■ **SHORT TASK**:
Take each line containing "ylabel" and report it exactly as written.

─── SUPPLIED MATERIAL ───

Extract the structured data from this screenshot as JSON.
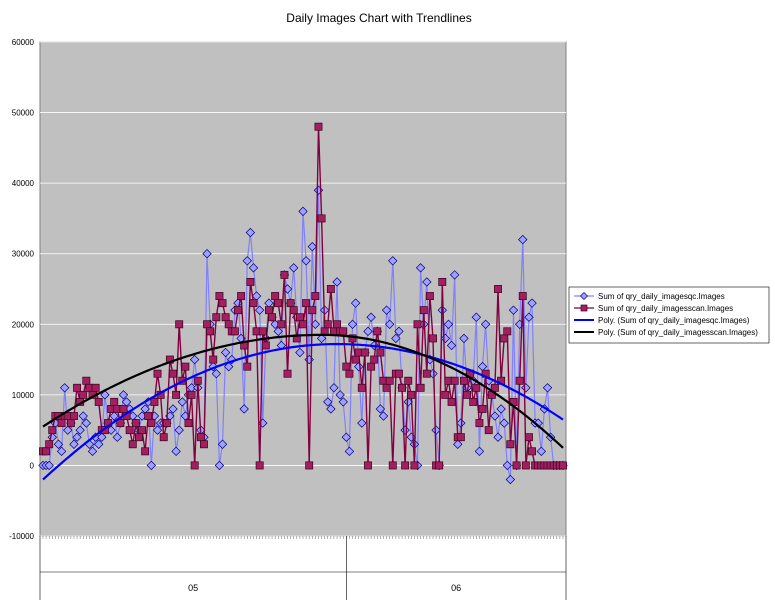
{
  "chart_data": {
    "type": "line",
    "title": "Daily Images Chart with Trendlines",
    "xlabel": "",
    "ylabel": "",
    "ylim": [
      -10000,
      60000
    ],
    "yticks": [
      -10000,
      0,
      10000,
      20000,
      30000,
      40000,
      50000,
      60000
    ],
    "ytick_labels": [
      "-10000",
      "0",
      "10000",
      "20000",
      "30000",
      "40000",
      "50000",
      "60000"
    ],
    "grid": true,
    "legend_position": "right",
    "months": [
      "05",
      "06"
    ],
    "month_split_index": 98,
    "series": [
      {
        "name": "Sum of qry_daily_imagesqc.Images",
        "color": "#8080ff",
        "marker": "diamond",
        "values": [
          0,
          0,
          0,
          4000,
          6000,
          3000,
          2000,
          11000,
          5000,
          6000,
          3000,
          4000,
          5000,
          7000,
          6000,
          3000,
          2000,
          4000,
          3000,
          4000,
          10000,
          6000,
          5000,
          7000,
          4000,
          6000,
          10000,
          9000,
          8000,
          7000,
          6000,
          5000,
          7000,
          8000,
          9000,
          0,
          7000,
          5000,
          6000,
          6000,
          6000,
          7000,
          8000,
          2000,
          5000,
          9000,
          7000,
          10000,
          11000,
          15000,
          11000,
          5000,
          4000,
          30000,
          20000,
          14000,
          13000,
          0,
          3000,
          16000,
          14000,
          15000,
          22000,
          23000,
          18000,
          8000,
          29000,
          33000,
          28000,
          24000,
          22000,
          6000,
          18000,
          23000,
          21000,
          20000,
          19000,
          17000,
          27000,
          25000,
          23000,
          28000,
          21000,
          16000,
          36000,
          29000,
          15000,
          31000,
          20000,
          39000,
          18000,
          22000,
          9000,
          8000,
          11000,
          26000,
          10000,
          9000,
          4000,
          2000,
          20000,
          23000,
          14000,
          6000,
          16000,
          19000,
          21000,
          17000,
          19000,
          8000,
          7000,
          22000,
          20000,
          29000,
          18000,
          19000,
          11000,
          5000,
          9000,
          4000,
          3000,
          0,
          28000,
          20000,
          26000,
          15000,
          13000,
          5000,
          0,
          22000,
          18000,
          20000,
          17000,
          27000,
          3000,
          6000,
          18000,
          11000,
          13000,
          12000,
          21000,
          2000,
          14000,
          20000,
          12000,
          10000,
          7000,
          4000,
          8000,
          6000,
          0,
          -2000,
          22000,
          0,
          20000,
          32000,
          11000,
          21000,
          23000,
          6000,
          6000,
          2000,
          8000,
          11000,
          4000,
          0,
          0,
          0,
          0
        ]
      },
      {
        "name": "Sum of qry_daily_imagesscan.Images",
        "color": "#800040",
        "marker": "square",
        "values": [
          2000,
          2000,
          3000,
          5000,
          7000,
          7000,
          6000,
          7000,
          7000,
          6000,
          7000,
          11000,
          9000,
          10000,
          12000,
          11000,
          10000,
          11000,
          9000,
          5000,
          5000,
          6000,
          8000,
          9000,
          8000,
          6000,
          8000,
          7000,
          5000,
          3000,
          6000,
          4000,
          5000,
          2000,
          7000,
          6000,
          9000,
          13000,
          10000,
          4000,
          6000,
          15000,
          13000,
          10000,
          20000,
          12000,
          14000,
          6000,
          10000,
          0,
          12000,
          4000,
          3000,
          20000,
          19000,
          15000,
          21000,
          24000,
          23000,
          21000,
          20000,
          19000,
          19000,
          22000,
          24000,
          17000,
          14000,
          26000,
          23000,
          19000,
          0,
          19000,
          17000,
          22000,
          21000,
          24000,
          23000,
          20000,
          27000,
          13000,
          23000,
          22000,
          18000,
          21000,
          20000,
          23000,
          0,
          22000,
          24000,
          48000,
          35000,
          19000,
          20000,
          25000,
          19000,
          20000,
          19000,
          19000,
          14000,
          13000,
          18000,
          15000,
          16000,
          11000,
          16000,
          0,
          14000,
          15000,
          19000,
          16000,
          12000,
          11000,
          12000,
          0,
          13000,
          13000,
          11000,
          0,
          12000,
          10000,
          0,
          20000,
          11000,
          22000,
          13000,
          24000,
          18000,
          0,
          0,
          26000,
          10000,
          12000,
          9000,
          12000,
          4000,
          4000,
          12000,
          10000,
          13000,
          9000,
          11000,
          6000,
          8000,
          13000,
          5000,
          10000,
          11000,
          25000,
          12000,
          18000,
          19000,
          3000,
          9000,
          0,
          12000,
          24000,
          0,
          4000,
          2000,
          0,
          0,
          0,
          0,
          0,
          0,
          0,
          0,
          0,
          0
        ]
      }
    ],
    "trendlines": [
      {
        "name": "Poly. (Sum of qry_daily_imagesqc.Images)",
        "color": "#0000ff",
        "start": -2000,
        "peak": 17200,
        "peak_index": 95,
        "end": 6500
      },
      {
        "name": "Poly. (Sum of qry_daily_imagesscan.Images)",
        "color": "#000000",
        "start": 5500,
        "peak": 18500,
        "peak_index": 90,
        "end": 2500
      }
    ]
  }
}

───
─── SUPPLIED MATERIAL ───

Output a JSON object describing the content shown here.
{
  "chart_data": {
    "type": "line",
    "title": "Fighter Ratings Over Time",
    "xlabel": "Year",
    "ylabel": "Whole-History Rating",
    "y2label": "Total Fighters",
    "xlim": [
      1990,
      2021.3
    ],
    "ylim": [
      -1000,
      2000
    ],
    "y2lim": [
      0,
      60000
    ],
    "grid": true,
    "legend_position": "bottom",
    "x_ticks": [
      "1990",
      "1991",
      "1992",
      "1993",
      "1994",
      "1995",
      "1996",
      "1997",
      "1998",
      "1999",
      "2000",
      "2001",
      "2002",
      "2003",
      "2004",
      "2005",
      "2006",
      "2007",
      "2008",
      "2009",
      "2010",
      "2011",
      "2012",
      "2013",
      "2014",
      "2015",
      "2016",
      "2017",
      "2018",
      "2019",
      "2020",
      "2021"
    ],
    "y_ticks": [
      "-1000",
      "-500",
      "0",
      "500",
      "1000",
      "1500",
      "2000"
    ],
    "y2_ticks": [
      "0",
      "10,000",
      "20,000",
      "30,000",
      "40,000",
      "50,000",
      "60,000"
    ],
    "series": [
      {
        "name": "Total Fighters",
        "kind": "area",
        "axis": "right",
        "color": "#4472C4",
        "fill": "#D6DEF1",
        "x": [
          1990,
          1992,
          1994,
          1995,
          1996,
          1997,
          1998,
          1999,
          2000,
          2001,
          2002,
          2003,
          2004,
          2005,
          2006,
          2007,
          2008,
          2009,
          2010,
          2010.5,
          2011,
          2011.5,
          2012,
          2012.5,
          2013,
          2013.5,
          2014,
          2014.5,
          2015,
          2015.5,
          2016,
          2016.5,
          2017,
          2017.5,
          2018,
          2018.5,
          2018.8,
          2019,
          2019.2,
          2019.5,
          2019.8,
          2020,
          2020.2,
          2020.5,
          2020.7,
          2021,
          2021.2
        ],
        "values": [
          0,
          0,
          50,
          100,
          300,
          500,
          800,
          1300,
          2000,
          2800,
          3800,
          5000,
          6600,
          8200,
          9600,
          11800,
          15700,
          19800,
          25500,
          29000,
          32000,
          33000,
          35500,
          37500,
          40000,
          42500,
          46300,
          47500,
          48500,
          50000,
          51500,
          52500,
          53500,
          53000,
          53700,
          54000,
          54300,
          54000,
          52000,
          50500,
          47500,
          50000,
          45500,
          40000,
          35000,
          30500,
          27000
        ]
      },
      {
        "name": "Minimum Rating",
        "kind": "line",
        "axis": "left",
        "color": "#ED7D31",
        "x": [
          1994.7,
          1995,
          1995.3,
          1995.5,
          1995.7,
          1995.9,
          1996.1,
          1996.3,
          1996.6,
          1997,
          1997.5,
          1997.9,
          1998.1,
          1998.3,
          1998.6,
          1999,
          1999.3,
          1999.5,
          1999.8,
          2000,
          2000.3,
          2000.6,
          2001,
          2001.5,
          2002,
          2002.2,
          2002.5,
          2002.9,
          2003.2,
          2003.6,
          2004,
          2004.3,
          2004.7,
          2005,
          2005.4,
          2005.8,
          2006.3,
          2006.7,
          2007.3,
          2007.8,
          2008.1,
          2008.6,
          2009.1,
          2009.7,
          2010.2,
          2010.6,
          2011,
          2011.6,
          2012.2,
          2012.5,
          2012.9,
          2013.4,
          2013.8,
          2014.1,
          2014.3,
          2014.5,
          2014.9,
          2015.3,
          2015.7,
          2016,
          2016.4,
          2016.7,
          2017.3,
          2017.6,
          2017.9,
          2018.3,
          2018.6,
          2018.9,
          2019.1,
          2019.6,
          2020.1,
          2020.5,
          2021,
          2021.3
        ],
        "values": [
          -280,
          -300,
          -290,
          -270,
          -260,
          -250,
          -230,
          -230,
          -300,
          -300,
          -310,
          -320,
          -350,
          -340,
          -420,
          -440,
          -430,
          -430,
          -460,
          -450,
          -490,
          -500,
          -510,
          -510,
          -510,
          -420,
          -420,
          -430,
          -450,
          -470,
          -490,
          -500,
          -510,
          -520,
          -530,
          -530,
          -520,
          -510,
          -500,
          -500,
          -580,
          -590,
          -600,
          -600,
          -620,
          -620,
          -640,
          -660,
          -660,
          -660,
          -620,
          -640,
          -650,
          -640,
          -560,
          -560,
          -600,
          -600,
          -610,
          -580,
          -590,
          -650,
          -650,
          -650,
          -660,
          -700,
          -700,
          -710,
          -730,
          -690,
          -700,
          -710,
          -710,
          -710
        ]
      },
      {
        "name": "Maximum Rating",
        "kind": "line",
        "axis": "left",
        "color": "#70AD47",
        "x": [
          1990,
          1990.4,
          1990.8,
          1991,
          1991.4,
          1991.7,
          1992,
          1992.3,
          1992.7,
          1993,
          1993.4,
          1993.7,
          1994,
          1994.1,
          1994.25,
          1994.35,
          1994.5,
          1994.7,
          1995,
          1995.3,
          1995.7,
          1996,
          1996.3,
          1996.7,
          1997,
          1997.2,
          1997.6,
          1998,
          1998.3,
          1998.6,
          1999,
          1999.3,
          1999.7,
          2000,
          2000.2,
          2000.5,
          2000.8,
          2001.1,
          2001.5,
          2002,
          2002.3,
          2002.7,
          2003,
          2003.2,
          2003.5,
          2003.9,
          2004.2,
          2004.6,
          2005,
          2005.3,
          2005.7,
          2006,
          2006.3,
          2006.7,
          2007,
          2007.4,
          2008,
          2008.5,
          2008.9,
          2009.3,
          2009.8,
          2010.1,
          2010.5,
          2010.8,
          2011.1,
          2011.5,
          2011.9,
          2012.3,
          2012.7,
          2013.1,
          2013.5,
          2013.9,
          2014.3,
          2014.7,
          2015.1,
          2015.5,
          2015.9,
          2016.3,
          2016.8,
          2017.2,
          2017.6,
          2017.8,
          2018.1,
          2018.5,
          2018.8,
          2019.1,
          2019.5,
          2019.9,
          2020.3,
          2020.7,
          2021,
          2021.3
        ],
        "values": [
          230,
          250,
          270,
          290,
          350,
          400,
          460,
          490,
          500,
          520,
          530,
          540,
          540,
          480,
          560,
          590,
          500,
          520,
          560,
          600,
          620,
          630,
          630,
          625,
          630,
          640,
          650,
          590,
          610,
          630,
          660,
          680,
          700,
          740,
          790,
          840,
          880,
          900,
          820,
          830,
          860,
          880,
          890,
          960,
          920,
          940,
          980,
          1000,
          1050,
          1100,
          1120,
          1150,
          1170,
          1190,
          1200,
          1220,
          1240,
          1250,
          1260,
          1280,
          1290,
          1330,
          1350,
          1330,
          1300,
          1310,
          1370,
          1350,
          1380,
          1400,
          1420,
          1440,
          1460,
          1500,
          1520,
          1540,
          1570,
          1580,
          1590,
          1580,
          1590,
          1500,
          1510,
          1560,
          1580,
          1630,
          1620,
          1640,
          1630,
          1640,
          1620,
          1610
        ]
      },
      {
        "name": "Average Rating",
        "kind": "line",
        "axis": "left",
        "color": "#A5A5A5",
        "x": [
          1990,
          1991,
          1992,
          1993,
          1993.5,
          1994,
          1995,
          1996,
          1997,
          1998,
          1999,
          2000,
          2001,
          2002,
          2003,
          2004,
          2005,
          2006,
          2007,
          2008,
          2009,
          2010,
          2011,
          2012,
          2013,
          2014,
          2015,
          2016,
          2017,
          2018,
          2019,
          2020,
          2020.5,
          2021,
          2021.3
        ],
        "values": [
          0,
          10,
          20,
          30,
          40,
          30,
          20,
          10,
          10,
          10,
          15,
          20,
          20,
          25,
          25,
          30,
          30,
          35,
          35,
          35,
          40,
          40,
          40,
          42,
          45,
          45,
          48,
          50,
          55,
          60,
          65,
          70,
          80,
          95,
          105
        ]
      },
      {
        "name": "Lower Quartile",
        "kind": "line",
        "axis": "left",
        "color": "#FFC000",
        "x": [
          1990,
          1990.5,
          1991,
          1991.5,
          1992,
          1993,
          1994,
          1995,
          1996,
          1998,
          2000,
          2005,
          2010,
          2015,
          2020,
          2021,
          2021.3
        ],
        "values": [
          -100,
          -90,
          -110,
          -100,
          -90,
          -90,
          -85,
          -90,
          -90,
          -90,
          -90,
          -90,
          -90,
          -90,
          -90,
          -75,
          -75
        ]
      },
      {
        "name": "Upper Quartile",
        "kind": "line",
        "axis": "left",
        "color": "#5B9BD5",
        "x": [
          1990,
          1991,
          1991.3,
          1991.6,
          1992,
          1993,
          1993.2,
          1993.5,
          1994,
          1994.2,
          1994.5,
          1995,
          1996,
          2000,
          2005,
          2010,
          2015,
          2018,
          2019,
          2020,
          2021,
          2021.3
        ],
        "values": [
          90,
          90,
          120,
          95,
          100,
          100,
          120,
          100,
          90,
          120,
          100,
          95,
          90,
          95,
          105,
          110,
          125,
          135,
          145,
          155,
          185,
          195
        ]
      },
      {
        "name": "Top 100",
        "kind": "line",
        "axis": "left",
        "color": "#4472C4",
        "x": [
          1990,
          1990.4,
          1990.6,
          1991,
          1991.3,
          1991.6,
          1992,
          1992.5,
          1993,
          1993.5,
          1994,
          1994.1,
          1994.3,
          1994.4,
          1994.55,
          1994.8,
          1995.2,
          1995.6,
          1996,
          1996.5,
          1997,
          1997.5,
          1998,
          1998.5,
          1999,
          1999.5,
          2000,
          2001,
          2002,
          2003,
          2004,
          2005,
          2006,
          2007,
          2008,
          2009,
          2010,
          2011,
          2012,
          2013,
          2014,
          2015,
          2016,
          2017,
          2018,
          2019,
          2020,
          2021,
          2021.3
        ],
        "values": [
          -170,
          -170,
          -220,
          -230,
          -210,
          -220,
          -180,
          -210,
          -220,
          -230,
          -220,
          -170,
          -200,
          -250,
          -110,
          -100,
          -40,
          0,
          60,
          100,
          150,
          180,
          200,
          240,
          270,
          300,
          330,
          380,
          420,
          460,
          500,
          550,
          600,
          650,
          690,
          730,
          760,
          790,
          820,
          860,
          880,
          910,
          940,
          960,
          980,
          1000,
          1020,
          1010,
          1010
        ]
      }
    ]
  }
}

───

■ **TASK SOLUTION**:
    "ylabel": "",
    "ylabel": "Whole-History Rating",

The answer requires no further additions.